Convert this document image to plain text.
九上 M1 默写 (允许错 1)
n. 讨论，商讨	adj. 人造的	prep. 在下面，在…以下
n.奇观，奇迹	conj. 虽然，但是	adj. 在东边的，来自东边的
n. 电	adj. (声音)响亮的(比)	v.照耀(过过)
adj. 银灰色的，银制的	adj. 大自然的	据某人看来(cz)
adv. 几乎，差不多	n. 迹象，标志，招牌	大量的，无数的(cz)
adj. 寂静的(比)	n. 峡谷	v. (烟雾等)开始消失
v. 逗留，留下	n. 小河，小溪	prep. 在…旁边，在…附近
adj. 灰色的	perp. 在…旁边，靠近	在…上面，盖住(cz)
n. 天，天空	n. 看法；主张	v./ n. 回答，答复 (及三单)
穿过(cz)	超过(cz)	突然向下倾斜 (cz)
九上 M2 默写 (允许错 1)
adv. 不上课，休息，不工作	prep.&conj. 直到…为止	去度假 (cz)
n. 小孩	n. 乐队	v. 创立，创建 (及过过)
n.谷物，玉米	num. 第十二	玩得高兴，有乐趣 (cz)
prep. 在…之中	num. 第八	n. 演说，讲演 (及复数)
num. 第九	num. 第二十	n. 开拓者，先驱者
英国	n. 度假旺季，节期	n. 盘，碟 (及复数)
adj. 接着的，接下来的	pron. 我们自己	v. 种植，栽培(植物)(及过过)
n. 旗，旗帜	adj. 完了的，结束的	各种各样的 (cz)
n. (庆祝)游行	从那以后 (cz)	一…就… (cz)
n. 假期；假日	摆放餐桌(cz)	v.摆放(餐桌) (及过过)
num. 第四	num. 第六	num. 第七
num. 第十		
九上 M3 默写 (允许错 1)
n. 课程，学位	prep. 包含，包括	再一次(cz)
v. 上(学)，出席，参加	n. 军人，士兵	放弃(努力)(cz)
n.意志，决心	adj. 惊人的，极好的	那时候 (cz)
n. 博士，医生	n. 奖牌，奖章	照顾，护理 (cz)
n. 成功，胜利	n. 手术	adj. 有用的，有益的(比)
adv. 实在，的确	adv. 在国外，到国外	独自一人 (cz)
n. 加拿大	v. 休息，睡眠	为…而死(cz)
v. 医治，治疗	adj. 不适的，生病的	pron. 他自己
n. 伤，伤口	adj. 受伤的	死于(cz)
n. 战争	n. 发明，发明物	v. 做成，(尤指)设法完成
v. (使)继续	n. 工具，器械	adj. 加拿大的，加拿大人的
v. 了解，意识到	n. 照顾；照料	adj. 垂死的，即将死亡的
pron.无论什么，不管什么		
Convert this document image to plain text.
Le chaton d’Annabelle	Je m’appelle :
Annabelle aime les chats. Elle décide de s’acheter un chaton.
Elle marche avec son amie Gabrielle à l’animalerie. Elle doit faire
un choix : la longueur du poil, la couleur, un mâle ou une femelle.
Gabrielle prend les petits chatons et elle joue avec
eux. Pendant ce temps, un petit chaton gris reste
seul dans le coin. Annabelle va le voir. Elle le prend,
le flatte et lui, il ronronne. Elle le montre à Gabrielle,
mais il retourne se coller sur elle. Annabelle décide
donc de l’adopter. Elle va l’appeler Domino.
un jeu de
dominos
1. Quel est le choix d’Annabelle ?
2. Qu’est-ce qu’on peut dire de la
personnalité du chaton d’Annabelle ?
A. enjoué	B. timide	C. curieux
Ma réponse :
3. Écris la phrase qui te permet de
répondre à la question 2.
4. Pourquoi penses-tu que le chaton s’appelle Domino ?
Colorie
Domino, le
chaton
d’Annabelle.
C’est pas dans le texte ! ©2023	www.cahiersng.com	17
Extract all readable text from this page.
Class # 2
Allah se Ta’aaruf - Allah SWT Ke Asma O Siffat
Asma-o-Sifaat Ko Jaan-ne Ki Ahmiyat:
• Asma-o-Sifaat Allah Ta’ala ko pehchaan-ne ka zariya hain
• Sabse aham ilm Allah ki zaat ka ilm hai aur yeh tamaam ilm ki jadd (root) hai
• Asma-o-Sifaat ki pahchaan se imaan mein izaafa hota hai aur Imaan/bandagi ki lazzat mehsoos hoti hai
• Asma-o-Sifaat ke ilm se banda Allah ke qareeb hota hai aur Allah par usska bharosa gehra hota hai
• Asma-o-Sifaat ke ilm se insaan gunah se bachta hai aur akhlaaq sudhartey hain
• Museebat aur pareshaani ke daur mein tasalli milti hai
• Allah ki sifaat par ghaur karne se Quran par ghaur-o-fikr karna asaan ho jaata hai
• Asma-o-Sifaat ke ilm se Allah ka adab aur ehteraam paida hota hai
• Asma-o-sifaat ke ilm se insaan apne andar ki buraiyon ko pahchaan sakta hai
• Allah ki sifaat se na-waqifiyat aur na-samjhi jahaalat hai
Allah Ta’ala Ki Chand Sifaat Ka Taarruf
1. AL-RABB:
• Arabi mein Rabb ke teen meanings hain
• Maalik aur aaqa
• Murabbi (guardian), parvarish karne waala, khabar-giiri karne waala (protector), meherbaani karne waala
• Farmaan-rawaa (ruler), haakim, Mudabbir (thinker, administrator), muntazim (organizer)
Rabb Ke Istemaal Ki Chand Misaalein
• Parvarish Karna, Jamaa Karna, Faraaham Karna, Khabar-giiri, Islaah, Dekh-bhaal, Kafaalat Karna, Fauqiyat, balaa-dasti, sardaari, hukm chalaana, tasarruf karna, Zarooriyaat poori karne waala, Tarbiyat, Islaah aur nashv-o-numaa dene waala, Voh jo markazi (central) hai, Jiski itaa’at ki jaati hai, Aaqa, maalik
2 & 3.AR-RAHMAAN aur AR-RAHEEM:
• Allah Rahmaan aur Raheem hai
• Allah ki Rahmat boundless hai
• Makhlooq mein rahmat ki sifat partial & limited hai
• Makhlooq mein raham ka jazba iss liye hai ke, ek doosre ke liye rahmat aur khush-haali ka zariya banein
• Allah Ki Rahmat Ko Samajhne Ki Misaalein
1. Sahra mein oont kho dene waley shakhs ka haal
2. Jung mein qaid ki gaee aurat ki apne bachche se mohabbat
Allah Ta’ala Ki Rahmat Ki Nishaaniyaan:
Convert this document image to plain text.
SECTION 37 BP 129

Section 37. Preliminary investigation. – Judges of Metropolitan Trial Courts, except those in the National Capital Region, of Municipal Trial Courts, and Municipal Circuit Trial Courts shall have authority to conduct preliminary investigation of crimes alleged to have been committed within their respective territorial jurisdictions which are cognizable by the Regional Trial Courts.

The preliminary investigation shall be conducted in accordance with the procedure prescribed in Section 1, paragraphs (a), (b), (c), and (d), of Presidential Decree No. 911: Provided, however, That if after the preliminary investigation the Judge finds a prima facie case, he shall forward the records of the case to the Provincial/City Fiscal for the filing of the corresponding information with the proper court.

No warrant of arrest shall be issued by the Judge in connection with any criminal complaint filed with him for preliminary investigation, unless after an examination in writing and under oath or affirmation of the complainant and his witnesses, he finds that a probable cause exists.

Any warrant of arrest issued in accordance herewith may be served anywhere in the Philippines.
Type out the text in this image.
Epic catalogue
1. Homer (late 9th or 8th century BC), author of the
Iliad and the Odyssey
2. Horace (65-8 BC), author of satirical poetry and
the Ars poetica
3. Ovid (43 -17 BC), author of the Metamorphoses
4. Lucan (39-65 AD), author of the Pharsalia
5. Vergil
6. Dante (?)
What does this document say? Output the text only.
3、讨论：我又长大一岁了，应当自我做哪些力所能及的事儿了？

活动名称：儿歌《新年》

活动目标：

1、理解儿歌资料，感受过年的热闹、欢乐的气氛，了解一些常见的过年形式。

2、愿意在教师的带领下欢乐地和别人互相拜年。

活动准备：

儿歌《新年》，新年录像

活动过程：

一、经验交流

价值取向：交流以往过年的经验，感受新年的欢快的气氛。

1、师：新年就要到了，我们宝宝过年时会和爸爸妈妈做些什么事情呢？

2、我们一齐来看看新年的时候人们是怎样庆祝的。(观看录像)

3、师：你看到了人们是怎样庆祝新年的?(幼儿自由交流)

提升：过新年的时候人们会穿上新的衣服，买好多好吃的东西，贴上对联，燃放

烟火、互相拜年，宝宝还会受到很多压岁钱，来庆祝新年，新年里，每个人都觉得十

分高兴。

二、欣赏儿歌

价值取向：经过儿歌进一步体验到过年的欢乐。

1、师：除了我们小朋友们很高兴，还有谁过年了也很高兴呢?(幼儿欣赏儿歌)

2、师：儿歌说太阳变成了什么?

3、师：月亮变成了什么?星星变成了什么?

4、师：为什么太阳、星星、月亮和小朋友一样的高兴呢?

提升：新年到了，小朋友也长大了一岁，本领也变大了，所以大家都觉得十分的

> [Given problem] Find the word "hota" and list each line it appears in.

> [Solution to the exercise]
• Asma-o-Sifaat ki pahchaan se imaan mein izaafa hota hai aur Imaan/bandagi ki lazzat mehsoos hoti hai
• Asma-o-Sifaat ke ilm se banda Allah ke qareeb hota hai aur Allah par usska bharosa gehra hota hai
• Asma-o-Sifaat ke ilm se Allah ka adab aur ehteraam paida hota hai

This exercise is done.